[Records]
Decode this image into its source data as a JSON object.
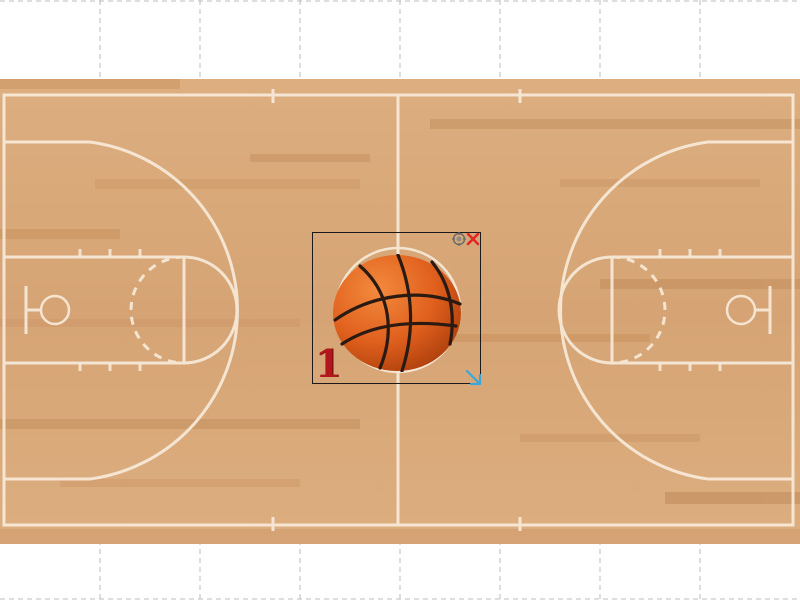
{
  "editor": {
    "selected_item_index": "1"
  },
  "icons": {
    "rotate": "rotate-icon",
    "close": "close-icon",
    "resize": "resize-arrow-icon",
    "ball": "basketball"
  },
  "colors": {
    "court_wood": "#d9a978",
    "court_lines": "#f8ecdc",
    "ball": "#e0601d",
    "close": "#e02828",
    "resize": "#3aa7d8",
    "index": "#b3161b"
  }
}
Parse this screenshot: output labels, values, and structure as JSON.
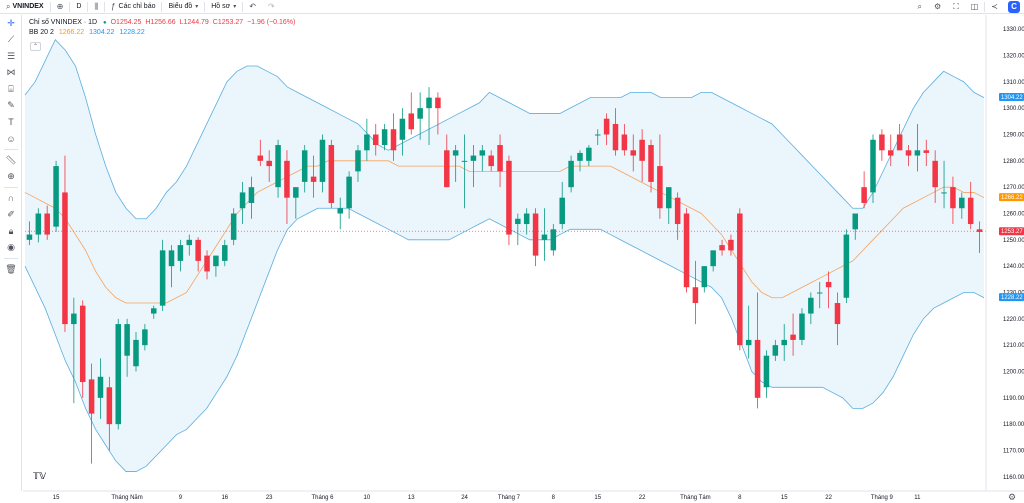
{
  "topbar": {
    "symbol": "VNINDEX",
    "interval": "D",
    "indicators_label": "Các chỉ báo",
    "chart_type_label": "Biểu đồ",
    "profile_label": "Hồ sơ",
    "logo_letter": "C"
  },
  "legend": {
    "title": "Chỉ số VNINDEX · 1D",
    "open": "O1254.25",
    "high": "H1256.66",
    "low": "L1244.79",
    "close": "C1253.27",
    "change": "−1.96 (−0.16%)",
    "bb_label": "BB 20 2",
    "bb_basis": "1266.22",
    "bb_upper": "1304.22",
    "bb_lower": "1228.22"
  },
  "price_badges": {
    "upper": {
      "label": "1304.22",
      "value": 1304.22,
      "color": "#2196f3"
    },
    "basis": {
      "label": "1266.22",
      "value": 1266.22,
      "color": "#ff9800"
    },
    "last": {
      "label": "1253.27",
      "value": 1253.27,
      "color": "#f23645"
    },
    "lower": {
      "label": "1228.22",
      "value": 1228.22,
      "color": "#2196f3"
    }
  },
  "colors": {
    "up": "#089981",
    "down": "#f23645",
    "basis": "#f7a35c",
    "band": "#5aaee0",
    "band_fill": "#e3f1fb"
  },
  "chart_data": {
    "type": "candlestick",
    "y_axis": {
      "ticks": [
        "1330.00",
        "1320.00",
        "1310.00",
        "1300.00",
        "1290.00",
        "1280.00",
        "1270.00",
        "1260.00",
        "1250.00",
        "1240.00",
        "1230.00",
        "1220.00",
        "1210.00",
        "1200.00",
        "1190.00",
        "1180.00",
        "1170.00",
        "1160.00"
      ],
      "ylim": [
        1155,
        1335
      ]
    },
    "x_axis": {
      "labels": [
        "15",
        "Tháng Năm",
        "9",
        "16",
        "23",
        "Tháng 6",
        "10",
        "13",
        "24",
        "Tháng 7",
        "8",
        "15",
        "22",
        "Tháng Tám",
        "8",
        "15",
        "22",
        "Tháng 9",
        "11"
      ],
      "label_index": [
        3,
        11,
        17,
        22,
        27,
        33,
        38,
        43,
        49,
        54,
        59,
        64,
        69,
        75,
        80,
        85,
        90,
        96,
        100
      ]
    },
    "candles": [
      [
        1250,
        1257,
        1248,
        1252
      ],
      [
        1252,
        1262,
        1249,
        1260
      ],
      [
        1260,
        1263,
        1250,
        1252
      ],
      [
        1255,
        1280,
        1253,
        1278
      ],
      [
        1268,
        1282,
        1215,
        1218
      ],
      [
        1218,
        1228,
        1188,
        1222
      ],
      [
        1225,
        1227,
        1190,
        1196
      ],
      [
        1197,
        1203,
        1165,
        1184
      ],
      [
        1190,
        1205,
        1182,
        1198
      ],
      [
        1194,
        1198,
        1170,
        1180
      ],
      [
        1180,
        1220,
        1178,
        1218
      ],
      [
        1206,
        1220,
        1198,
        1218
      ],
      [
        1202,
        1215,
        1200,
        1212
      ],
      [
        1210,
        1218,
        1208,
        1216
      ],
      [
        1222,
        1225,
        1220,
        1224
      ],
      [
        1225,
        1250,
        1223,
        1246
      ],
      [
        1240,
        1248,
        1232,
        1246
      ],
      [
        1242,
        1250,
        1238,
        1248
      ],
      [
        1248,
        1252,
        1244,
        1250
      ],
      [
        1250,
        1251,
        1238,
        1242
      ],
      [
        1244,
        1246,
        1235,
        1238
      ],
      [
        1240,
        1244,
        1236,
        1244
      ],
      [
        1242,
        1250,
        1240,
        1248
      ],
      [
        1250,
        1262,
        1248,
        1260
      ],
      [
        1262,
        1272,
        1256,
        1268
      ],
      [
        1264,
        1274,
        1258,
        1270
      ],
      [
        1282,
        1288,
        1278,
        1280
      ],
      [
        1280,
        1284,
        1272,
        1278
      ],
      [
        1270,
        1288,
        1266,
        1286
      ],
      [
        1280,
        1284,
        1256,
        1266
      ],
      [
        1266,
        1270,
        1258,
        1270
      ],
      [
        1272,
        1286,
        1268,
        1284
      ],
      [
        1274,
        1282,
        1266,
        1272
      ],
      [
        1272,
        1290,
        1268,
        1288
      ],
      [
        1286,
        1288,
        1262,
        1264
      ],
      [
        1260,
        1266,
        1254,
        1262
      ],
      [
        1262,
        1276,
        1258,
        1274
      ],
      [
        1276,
        1286,
        1272,
        1284
      ],
      [
        1284,
        1296,
        1280,
        1290
      ],
      [
        1290,
        1294,
        1282,
        1286
      ],
      [
        1286,
        1294,
        1284,
        1292
      ],
      [
        1292,
        1298,
        1280,
        1284
      ],
      [
        1288,
        1300,
        1282,
        1296
      ],
      [
        1298,
        1306,
        1290,
        1292
      ],
      [
        1296,
        1306,
        1288,
        1300
      ],
      [
        1300,
        1308,
        1286,
        1304
      ],
      [
        1304,
        1306,
        1290,
        1300
      ],
      [
        1284,
        1290,
        1270,
        1270
      ],
      [
        1282,
        1286,
        1272,
        1284
      ],
      [
        1280,
        1290,
        1262,
        1280
      ],
      [
        1280,
        1286,
        1270,
        1282
      ],
      [
        1282,
        1286,
        1276,
        1284
      ],
      [
        1282,
        1284,
        1276,
        1278
      ],
      [
        1286,
        1290,
        1270,
        1276
      ],
      [
        1280,
        1282,
        1248,
        1252
      ],
      [
        1256,
        1260,
        1248,
        1258
      ],
      [
        1256,
        1262,
        1252,
        1260
      ],
      [
        1260,
        1262,
        1240,
        1244
      ],
      [
        1250,
        1262,
        1242,
        1252
      ],
      [
        1246,
        1256,
        1244,
        1254
      ],
      [
        1256,
        1272,
        1254,
        1266
      ],
      [
        1270,
        1282,
        1268,
        1280
      ],
      [
        1280,
        1284,
        1276,
        1283
      ],
      [
        1280,
        1286,
        1278,
        1285
      ],
      [
        1290,
        1292,
        1286,
        1290
      ],
      [
        1296,
        1298,
        1286,
        1290
      ],
      [
        1294,
        1300,
        1282,
        1284
      ],
      [
        1290,
        1294,
        1282,
        1284
      ],
      [
        1284,
        1290,
        1276,
        1282
      ],
      [
        1288,
        1292,
        1272,
        1280
      ],
      [
        1286,
        1288,
        1268,
        1272
      ],
      [
        1278,
        1290,
        1258,
        1262
      ],
      [
        1262,
        1270,
        1256,
        1270
      ],
      [
        1266,
        1268,
        1250,
        1256
      ],
      [
        1260,
        1262,
        1230,
        1232
      ],
      [
        1232,
        1242,
        1218,
        1226
      ],
      [
        1232,
        1240,
        1230,
        1240
      ],
      [
        1240,
        1246,
        1238,
        1246
      ],
      [
        1248,
        1250,
        1244,
        1246
      ],
      [
        1250,
        1252,
        1244,
        1246
      ],
      [
        1260,
        1262,
        1208,
        1210
      ],
      [
        1210,
        1225,
        1205,
        1212
      ],
      [
        1212,
        1230,
        1186,
        1190
      ],
      [
        1194,
        1208,
        1190,
        1206
      ],
      [
        1206,
        1212,
        1204,
        1210
      ],
      [
        1210,
        1218,
        1204,
        1212
      ],
      [
        1214,
        1222,
        1206,
        1212
      ],
      [
        1212,
        1224,
        1210,
        1222
      ],
      [
        1222,
        1230,
        1218,
        1228
      ],
      [
        1230,
        1234,
        1224,
        1230
      ],
      [
        1234,
        1238,
        1224,
        1232
      ],
      [
        1226,
        1230,
        1210,
        1218
      ],
      [
        1228,
        1254,
        1226,
        1252
      ],
      [
        1254,
        1260,
        1250,
        1260
      ],
      [
        1270,
        1276,
        1262,
        1264
      ],
      [
        1268,
        1290,
        1264,
        1288
      ],
      [
        1290,
        1292,
        1280,
        1284
      ],
      [
        1284,
        1290,
        1278,
        1282
      ],
      [
        1290,
        1294,
        1284,
        1284
      ],
      [
        1284,
        1286,
        1278,
        1282
      ],
      [
        1282,
        1294,
        1276,
        1284
      ],
      [
        1284,
        1288,
        1278,
        1283
      ],
      [
        1280,
        1284,
        1264,
        1270
      ],
      [
        1268,
        1280,
        1262,
        1268
      ],
      [
        1270,
        1274,
        1256,
        1262
      ],
      [
        1262,
        1268,
        1258,
        1266
      ],
      [
        1266,
        1272,
        1254,
        1256
      ],
      [
        1254,
        1257,
        1245,
        1253
      ]
    ],
    "bb_upper": [
      1305,
      1310,
      1318,
      1326,
      1322,
      1316,
      1304,
      1290,
      1278,
      1268,
      1262,
      1258,
      1258,
      1262,
      1268,
      1272,
      1278,
      1286,
      1294,
      1302,
      1310,
      1314,
      1316,
      1316,
      1314,
      1312,
      1308,
      1306,
      1304,
      1302,
      1300,
      1298,
      1296,
      1294,
      1290,
      1286,
      1284,
      1286,
      1288,
      1290,
      1292,
      1294,
      1296,
      1298,
      1300,
      1302,
      1306,
      1304,
      1302,
      1300,
      1298,
      1298,
      1298,
      1298,
      1300,
      1302,
      1304,
      1304,
      1304,
      1304,
      1306,
      1306,
      1306,
      1304,
      1304,
      1304,
      1304,
      1306,
      1306,
      1304,
      1302,
      1300,
      1298,
      1296,
      1294,
      1290,
      1286,
      1282,
      1278,
      1274,
      1270,
      1266,
      1262,
      1262,
      1268,
      1276,
      1284,
      1292,
      1300,
      1306,
      1310,
      1314,
      1312,
      1310,
      1306,
      1304
    ],
    "bb_lower": [
      1240,
      1232,
      1224,
      1214,
      1204,
      1196,
      1186,
      1178,
      1172,
      1166,
      1162,
      1162,
      1164,
      1168,
      1172,
      1176,
      1178,
      1182,
      1186,
      1192,
      1198,
      1206,
      1216,
      1226,
      1236,
      1246,
      1254,
      1258,
      1260,
      1262,
      1262,
      1262,
      1262,
      1260,
      1258,
      1256,
      1254,
      1252,
      1250,
      1250,
      1250,
      1250,
      1250,
      1252,
      1254,
      1256,
      1258,
      1256,
      1254,
      1252,
      1250,
      1250,
      1250,
      1252,
      1254,
      1254,
      1254,
      1254,
      1252,
      1250,
      1248,
      1246,
      1244,
      1242,
      1240,
      1238,
      1236,
      1234,
      1232,
      1228,
      1220,
      1210,
      1200,
      1196,
      1194,
      1194,
      1194,
      1194,
      1194,
      1194,
      1192,
      1190,
      1186,
      1186,
      1188,
      1192,
      1198,
      1206,
      1214,
      1220,
      1224,
      1226,
      1228,
      1230,
      1230,
      1228
    ],
    "bb_basis": [
      1268,
      1266,
      1264,
      1262,
      1258,
      1252,
      1246,
      1238,
      1232,
      1228,
      1226,
      1226,
      1226,
      1226,
      1226,
      1228,
      1230,
      1236,
      1242,
      1248,
      1254,
      1260,
      1264,
      1268,
      1270,
      1272,
      1274,
      1276,
      1278,
      1278,
      1280,
      1280,
      1280,
      1280,
      1280,
      1280,
      1280,
      1278,
      1278,
      1278,
      1278,
      1278,
      1278,
      1278,
      1276,
      1276,
      1276,
      1276,
      1276,
      1276,
      1276,
      1276,
      1276,
      1276,
      1278,
      1278,
      1278,
      1278,
      1278,
      1276,
      1274,
      1272,
      1270,
      1268,
      1266,
      1264,
      1262,
      1260,
      1256,
      1252,
      1246,
      1240,
      1234,
      1230,
      1228,
      1228,
      1230,
      1232,
      1234,
      1236,
      1238,
      1240,
      1242,
      1246,
      1250,
      1254,
      1258,
      1262,
      1264,
      1266,
      1268,
      1270,
      1270,
      1268,
      1268,
      1266
    ]
  }
}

_PROMPT_
In the material above, find the lines that contain "labels" and show them.

_FULL ANSWER_
Parse this screenshot: output labels, values, and structure as JSON.
      "labels": [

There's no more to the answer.